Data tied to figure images
---

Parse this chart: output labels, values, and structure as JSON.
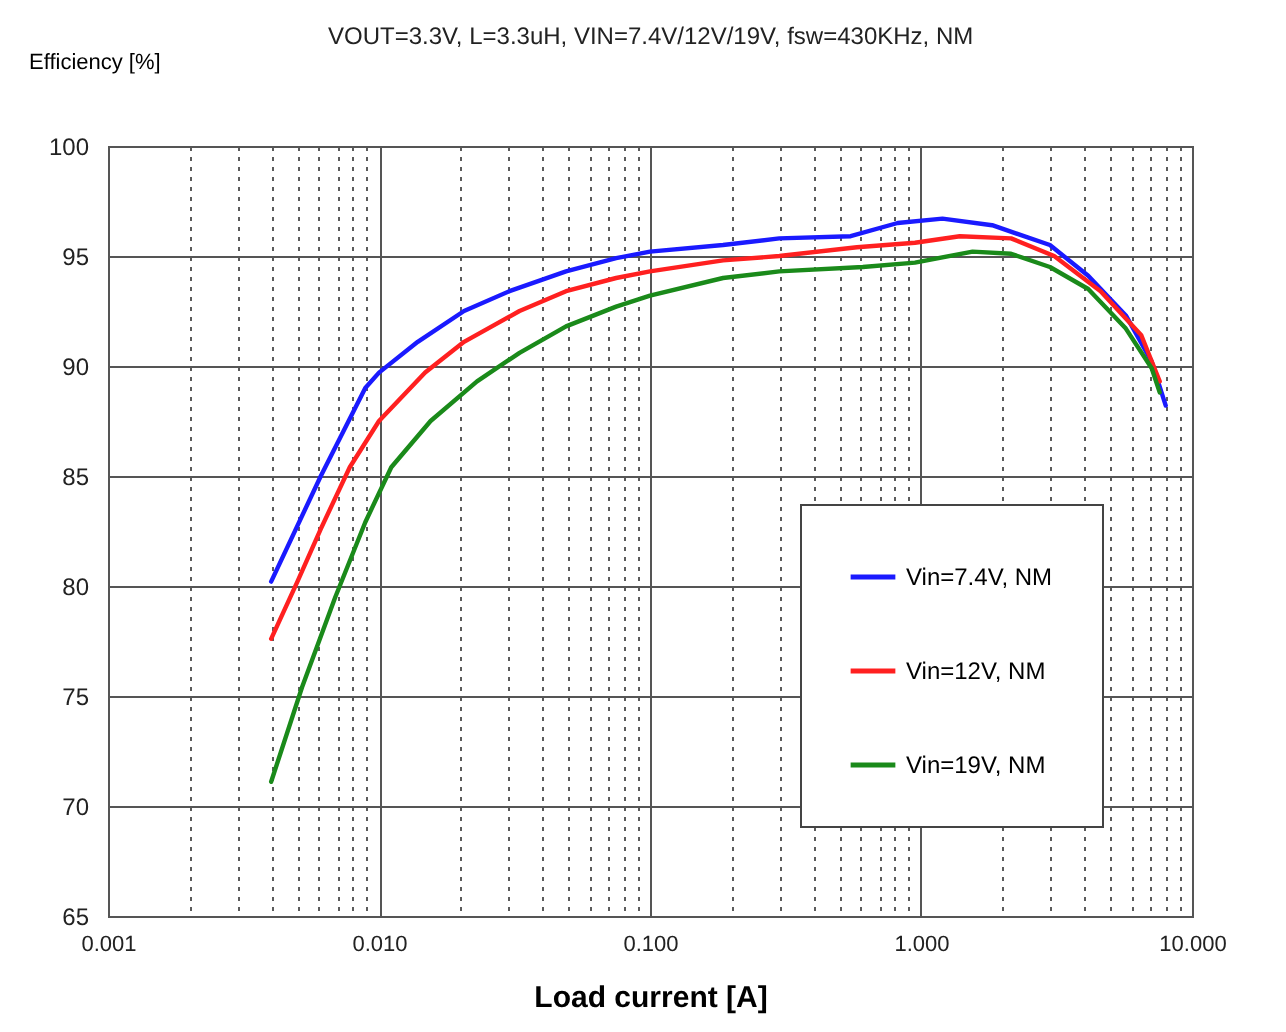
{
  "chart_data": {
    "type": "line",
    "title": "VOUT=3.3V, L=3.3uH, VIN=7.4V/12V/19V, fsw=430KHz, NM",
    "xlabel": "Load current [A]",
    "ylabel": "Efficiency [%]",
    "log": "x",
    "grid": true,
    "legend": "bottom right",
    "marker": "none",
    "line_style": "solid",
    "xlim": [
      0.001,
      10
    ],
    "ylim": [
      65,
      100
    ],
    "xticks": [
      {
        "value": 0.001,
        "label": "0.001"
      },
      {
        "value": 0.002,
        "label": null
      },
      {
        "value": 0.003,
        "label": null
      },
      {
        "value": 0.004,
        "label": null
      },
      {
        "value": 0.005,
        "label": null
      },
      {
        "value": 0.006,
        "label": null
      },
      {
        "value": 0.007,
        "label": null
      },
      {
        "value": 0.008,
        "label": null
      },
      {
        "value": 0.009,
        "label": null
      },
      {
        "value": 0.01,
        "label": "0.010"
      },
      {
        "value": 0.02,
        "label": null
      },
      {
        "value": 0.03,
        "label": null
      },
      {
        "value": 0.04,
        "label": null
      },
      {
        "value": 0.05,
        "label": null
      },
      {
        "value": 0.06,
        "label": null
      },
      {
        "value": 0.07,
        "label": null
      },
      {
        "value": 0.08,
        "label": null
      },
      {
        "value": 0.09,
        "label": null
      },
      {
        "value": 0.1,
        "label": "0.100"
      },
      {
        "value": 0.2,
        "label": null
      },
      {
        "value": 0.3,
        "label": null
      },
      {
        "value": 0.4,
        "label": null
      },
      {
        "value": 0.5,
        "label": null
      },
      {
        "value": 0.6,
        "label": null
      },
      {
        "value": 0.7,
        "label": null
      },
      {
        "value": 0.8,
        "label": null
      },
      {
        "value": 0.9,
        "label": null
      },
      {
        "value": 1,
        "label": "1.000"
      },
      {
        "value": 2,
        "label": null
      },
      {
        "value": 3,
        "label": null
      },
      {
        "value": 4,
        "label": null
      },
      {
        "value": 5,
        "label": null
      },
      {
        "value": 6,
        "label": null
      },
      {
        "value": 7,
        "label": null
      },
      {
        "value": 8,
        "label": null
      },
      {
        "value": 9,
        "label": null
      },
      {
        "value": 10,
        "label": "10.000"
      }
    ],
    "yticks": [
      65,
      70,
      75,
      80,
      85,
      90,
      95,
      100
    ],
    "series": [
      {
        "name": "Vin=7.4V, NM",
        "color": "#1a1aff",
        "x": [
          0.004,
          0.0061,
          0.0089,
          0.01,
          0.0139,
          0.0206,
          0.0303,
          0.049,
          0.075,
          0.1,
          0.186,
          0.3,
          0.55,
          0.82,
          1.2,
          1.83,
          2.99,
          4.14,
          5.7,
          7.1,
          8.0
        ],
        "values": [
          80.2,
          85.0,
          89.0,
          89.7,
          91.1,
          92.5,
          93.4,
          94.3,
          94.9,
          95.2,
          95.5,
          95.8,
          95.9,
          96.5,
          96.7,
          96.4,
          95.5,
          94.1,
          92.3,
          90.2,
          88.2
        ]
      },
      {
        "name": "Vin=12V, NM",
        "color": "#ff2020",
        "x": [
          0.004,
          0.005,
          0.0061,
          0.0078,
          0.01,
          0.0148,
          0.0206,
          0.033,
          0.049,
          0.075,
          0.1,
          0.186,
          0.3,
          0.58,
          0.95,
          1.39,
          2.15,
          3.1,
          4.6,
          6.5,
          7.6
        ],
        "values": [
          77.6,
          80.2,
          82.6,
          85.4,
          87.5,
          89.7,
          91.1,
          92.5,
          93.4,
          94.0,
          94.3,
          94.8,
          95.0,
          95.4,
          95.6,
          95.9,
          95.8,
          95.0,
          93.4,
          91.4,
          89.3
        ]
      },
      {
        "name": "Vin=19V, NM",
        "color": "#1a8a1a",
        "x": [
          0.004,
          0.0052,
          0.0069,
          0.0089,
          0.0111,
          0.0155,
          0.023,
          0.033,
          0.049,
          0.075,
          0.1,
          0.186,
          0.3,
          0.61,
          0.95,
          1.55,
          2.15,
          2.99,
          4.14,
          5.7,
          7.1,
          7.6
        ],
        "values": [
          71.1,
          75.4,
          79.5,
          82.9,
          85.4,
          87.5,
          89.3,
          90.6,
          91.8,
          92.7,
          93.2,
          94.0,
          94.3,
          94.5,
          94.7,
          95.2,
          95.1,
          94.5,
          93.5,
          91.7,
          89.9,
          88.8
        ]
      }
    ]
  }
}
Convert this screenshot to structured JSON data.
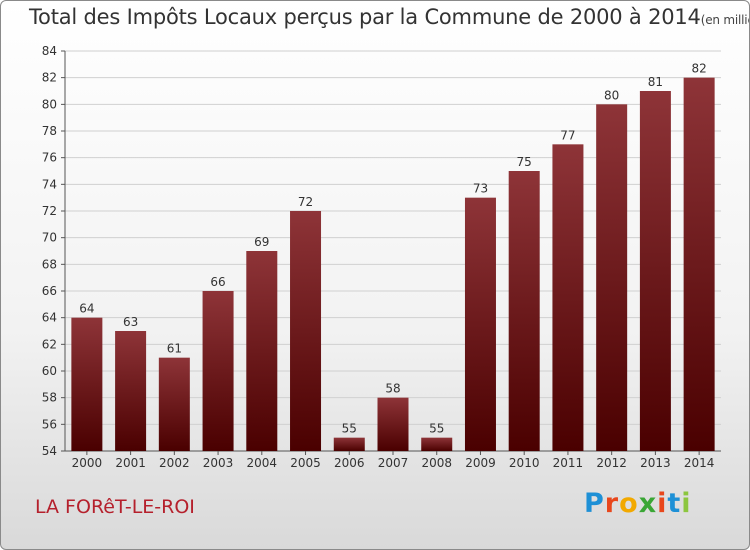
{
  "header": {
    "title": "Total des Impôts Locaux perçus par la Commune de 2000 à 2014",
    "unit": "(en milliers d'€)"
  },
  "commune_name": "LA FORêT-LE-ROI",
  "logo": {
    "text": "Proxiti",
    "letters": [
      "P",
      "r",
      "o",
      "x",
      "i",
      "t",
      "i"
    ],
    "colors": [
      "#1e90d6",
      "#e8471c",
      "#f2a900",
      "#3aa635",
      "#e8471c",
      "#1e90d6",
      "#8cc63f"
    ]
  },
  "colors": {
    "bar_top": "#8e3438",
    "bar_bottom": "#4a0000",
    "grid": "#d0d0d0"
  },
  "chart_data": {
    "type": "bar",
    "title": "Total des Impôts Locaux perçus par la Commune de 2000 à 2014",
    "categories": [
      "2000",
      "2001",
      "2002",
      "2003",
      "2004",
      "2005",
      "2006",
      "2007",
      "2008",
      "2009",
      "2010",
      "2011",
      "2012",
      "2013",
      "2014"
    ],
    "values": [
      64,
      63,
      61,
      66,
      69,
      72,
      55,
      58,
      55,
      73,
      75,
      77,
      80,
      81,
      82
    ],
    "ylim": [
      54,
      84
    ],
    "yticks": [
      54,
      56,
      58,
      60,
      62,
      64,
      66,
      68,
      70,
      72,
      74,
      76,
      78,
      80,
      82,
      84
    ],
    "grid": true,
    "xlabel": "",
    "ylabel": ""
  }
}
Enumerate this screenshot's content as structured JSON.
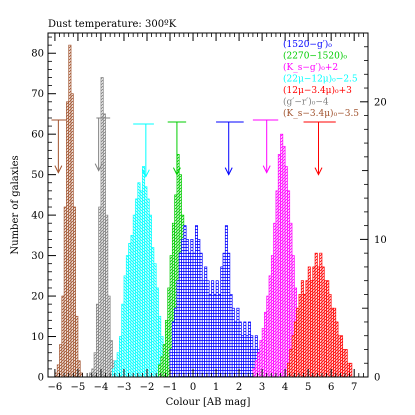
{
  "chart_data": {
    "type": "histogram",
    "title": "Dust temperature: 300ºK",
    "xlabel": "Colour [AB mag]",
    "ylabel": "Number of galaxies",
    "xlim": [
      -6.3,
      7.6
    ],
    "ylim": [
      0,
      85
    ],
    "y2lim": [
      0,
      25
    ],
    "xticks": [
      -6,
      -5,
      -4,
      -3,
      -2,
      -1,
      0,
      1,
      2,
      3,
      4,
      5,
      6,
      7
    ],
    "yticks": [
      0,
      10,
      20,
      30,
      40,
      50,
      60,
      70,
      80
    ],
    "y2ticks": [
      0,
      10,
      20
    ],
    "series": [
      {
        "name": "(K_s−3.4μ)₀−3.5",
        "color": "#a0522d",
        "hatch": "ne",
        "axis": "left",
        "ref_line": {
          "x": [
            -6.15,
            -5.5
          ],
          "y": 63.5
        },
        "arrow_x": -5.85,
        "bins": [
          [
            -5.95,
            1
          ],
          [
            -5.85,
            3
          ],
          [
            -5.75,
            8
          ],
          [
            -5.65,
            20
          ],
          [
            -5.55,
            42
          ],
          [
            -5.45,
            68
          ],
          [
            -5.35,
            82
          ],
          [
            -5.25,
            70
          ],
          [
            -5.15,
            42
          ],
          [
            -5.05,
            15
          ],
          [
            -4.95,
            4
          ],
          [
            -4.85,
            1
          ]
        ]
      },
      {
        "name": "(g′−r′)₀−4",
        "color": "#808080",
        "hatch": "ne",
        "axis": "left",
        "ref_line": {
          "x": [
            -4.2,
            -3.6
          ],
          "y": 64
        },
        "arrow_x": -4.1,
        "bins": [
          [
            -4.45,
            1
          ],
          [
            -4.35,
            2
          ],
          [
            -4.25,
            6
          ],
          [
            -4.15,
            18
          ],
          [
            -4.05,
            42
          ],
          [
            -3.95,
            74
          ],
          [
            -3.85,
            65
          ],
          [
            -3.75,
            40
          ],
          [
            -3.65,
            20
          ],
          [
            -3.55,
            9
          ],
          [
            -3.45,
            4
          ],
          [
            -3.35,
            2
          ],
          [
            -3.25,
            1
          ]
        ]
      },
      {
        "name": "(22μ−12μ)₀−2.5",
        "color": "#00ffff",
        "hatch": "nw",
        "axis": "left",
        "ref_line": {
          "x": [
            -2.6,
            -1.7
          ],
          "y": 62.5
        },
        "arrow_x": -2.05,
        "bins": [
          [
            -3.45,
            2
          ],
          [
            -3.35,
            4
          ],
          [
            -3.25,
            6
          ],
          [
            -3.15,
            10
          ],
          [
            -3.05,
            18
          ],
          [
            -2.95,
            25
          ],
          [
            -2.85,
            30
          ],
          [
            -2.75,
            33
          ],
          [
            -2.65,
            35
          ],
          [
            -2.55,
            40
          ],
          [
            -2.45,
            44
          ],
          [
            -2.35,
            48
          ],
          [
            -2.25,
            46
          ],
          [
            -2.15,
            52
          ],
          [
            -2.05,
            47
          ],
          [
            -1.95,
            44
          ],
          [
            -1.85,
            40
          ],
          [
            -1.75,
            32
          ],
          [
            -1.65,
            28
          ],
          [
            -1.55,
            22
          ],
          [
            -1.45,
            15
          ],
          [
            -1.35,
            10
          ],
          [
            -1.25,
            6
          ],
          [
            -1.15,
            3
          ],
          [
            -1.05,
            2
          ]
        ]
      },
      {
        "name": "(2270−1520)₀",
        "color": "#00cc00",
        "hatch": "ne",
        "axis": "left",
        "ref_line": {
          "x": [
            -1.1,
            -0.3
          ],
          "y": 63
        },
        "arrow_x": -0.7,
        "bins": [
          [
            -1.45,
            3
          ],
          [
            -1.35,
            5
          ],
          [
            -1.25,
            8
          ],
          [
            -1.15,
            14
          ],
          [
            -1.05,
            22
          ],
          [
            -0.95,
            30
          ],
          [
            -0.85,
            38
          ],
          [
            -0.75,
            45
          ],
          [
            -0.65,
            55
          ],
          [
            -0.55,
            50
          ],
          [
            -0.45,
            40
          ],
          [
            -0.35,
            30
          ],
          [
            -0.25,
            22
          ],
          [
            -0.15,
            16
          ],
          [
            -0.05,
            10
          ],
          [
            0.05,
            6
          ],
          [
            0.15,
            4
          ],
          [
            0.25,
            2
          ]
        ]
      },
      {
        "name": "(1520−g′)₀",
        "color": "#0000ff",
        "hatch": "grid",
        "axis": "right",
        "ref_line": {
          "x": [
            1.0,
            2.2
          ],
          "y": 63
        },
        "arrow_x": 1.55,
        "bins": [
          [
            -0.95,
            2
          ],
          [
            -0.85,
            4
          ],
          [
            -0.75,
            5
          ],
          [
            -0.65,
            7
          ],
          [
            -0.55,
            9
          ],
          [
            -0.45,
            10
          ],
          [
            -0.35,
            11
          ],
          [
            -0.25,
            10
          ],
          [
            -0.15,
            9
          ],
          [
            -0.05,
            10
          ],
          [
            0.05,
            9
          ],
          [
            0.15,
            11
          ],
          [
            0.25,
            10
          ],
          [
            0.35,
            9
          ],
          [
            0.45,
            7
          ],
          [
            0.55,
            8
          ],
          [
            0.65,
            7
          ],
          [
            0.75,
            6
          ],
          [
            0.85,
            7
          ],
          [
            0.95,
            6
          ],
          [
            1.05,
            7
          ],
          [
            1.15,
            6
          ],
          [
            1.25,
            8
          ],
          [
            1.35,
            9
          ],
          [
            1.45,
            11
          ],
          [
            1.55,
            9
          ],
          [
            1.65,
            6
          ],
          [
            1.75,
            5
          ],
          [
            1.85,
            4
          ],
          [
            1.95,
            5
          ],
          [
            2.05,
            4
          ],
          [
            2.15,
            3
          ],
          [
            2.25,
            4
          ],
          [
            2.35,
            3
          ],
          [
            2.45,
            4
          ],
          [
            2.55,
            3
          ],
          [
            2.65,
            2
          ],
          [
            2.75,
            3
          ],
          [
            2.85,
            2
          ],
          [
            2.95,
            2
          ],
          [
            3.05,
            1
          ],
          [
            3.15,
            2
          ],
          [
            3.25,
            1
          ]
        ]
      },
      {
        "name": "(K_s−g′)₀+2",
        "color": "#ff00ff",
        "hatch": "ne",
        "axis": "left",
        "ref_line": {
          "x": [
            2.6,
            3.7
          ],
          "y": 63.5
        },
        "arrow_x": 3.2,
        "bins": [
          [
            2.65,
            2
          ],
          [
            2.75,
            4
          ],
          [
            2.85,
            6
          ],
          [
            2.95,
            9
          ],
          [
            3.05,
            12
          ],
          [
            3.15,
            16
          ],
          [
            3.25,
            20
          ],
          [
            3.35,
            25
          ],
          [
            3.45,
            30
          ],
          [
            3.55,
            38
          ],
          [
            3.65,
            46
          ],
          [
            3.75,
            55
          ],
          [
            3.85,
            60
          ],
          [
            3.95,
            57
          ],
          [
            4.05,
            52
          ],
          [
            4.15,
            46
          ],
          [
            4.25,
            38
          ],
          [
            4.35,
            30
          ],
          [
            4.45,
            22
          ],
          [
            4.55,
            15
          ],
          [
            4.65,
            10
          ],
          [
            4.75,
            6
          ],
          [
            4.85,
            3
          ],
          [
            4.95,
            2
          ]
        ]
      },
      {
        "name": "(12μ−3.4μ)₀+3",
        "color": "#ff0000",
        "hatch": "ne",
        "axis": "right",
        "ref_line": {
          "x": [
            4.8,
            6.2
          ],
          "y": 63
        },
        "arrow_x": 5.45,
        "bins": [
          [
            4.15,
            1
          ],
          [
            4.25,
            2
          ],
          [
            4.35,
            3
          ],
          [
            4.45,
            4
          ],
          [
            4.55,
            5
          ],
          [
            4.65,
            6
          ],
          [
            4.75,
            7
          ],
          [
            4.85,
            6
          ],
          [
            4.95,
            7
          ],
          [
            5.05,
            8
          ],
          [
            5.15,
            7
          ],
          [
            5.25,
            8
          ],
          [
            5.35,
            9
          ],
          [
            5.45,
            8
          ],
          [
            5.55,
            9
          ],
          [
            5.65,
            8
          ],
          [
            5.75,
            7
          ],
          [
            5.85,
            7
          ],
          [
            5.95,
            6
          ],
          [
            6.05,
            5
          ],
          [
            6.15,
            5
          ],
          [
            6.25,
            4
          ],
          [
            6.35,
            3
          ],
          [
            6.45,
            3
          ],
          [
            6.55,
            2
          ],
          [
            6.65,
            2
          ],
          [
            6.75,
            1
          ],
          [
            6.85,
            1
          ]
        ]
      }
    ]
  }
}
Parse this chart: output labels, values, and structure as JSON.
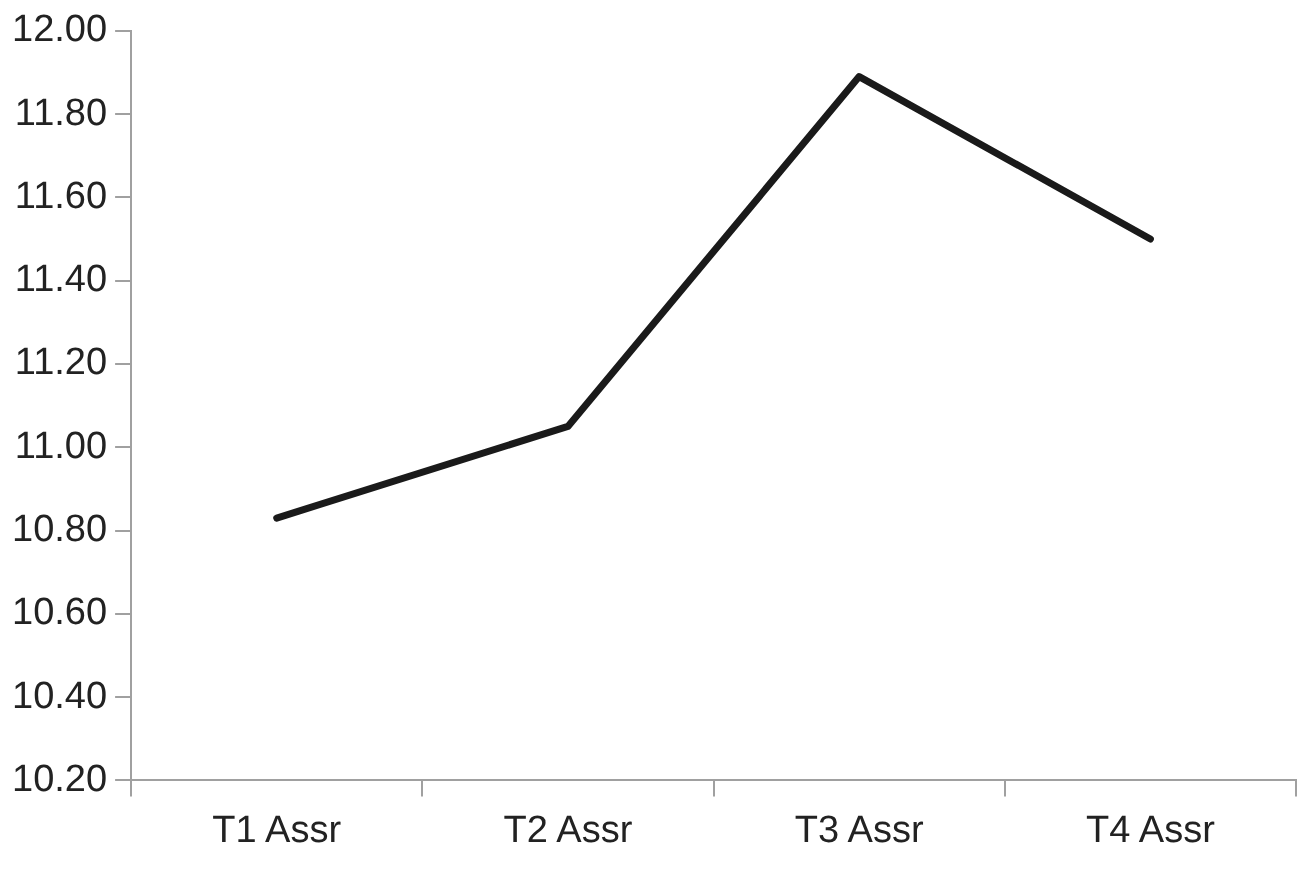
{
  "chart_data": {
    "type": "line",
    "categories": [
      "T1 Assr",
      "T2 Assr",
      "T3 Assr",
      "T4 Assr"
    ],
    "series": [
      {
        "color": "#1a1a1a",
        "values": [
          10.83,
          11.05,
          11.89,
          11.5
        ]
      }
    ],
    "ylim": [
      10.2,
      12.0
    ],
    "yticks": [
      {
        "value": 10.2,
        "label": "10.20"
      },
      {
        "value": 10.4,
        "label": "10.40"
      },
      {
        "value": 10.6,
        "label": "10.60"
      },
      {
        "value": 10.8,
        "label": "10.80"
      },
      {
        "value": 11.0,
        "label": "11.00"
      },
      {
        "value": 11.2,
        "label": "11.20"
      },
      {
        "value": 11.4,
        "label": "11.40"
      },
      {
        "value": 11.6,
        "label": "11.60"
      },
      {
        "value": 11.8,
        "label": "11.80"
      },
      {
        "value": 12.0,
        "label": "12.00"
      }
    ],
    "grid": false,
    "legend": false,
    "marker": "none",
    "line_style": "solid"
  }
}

---

Instructions for the task: Every line containing the string "JSON" must be listed.

Reply to the exercise:
Parse this chart: output labels, values, and structure as JSON.
Convert this screenshot to structured JSON data.
Enumerate this screenshot's content as structured JSON.
Parse this chart: output labels, values, and structure as JSON.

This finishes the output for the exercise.